# Available records:
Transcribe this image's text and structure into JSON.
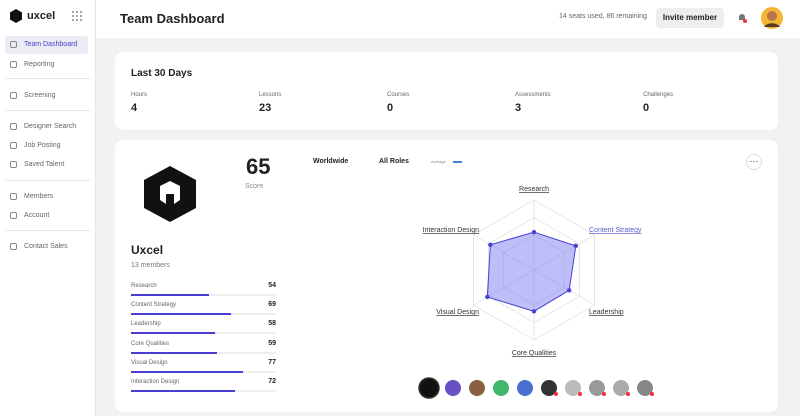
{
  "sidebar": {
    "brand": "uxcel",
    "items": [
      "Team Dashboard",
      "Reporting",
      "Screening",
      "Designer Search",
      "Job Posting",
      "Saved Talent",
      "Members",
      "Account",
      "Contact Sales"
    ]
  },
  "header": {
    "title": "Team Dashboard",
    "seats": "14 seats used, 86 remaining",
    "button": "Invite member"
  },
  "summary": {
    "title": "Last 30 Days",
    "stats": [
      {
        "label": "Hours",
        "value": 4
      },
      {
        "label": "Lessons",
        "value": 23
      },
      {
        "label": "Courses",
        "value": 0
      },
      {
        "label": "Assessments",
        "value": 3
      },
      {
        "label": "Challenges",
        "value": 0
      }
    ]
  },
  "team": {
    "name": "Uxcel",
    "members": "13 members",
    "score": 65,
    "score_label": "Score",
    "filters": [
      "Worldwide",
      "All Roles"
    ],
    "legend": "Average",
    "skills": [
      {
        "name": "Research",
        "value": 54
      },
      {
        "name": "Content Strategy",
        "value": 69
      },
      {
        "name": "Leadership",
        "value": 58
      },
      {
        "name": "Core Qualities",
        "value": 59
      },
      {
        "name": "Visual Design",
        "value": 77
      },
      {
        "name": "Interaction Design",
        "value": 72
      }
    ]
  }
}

---

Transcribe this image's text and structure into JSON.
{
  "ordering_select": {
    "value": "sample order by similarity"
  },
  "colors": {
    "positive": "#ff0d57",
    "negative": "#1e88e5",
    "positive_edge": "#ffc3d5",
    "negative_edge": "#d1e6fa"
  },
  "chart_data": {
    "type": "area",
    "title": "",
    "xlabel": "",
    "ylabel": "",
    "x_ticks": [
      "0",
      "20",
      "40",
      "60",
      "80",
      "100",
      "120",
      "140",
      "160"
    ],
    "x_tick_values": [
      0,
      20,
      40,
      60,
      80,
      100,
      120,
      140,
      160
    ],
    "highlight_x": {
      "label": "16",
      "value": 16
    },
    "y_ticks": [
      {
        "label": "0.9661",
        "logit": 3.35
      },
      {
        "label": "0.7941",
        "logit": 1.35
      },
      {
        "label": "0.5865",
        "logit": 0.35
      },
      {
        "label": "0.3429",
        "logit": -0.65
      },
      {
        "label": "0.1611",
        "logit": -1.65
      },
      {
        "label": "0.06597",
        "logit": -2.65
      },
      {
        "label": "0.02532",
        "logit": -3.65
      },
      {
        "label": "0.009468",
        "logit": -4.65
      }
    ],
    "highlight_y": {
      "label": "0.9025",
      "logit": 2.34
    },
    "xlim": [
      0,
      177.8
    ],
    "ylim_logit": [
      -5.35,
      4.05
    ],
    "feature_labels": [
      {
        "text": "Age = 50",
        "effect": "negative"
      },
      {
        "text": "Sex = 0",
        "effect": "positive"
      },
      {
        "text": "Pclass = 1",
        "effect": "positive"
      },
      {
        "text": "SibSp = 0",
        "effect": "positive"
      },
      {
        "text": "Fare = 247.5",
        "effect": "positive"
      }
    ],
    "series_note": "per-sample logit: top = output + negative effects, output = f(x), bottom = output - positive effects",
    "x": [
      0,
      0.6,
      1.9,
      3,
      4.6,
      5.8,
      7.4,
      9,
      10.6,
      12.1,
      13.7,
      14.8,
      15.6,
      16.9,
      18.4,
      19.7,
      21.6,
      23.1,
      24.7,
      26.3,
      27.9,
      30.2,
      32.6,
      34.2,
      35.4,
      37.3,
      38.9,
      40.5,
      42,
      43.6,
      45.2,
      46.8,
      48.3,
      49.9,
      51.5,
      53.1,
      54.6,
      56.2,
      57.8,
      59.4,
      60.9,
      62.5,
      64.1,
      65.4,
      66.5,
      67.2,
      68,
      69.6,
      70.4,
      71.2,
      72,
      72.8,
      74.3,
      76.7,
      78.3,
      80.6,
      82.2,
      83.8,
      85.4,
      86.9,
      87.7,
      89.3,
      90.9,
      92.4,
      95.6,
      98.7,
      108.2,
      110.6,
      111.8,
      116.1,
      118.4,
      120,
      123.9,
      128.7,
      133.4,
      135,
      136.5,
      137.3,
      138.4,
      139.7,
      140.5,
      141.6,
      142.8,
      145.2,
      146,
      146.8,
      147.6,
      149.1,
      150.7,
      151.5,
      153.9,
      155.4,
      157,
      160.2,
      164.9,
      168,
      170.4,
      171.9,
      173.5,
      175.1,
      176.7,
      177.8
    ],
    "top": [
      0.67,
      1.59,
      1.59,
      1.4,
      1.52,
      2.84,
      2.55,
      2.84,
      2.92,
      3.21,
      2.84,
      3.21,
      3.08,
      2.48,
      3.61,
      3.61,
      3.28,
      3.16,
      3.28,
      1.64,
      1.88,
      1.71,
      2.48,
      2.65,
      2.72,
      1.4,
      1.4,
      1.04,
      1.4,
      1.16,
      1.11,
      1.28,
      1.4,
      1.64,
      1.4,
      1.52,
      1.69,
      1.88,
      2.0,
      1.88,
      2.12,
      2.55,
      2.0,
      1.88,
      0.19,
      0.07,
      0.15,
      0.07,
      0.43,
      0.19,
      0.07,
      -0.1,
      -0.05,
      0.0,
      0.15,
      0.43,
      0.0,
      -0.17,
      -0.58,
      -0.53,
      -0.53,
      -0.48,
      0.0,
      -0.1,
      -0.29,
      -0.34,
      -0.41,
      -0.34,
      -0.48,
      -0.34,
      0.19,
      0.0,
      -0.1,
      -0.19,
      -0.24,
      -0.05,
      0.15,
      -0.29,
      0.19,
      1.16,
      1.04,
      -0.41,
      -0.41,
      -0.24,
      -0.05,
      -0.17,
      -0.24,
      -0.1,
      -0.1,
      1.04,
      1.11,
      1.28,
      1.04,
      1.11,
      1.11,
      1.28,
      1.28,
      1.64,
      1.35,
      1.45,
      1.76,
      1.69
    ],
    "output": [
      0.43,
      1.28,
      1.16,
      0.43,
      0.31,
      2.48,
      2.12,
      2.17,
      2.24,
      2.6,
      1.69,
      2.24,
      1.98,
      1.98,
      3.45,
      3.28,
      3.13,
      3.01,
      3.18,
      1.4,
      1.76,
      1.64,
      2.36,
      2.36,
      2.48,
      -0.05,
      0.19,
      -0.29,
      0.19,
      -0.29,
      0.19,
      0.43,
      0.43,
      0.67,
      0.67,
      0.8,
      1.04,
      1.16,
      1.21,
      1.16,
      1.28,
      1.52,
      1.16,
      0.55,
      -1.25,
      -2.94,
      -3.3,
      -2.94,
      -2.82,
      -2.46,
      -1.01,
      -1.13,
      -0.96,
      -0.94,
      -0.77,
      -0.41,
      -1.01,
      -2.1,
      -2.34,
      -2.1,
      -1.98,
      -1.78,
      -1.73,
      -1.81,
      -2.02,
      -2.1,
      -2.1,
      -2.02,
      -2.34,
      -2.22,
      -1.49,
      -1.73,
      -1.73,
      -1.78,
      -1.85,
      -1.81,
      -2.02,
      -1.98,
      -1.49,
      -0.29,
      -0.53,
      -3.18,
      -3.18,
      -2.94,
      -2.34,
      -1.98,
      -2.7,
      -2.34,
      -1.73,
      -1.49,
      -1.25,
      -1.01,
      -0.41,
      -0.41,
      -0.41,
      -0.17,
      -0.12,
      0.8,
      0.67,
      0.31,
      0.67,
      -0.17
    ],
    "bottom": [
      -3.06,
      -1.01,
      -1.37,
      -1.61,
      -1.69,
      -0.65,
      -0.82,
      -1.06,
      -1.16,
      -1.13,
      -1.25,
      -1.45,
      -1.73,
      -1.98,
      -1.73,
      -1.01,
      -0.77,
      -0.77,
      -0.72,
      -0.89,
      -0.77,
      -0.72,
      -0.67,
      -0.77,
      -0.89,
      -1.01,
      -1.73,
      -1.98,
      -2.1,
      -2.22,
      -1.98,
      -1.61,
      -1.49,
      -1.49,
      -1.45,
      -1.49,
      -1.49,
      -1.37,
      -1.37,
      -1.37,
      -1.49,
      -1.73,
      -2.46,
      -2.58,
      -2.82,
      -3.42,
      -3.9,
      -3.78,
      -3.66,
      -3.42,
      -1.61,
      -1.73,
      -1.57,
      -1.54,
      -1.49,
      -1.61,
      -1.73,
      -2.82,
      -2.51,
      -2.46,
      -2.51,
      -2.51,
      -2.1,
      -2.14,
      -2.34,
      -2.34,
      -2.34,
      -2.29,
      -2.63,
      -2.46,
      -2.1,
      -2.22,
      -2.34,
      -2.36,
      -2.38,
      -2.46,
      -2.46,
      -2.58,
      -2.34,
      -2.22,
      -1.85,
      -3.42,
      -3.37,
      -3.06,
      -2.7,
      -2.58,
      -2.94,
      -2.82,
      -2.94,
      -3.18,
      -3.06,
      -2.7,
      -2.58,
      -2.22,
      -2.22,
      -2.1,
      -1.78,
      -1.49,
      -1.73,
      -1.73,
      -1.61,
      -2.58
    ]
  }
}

# Task description:
Copy each line above that contains the word "output".

# Finished task:
    "series_note": "per-sample logit: top = output + negative effects, output = f(x), bottom = output - positive effects",
    "output": [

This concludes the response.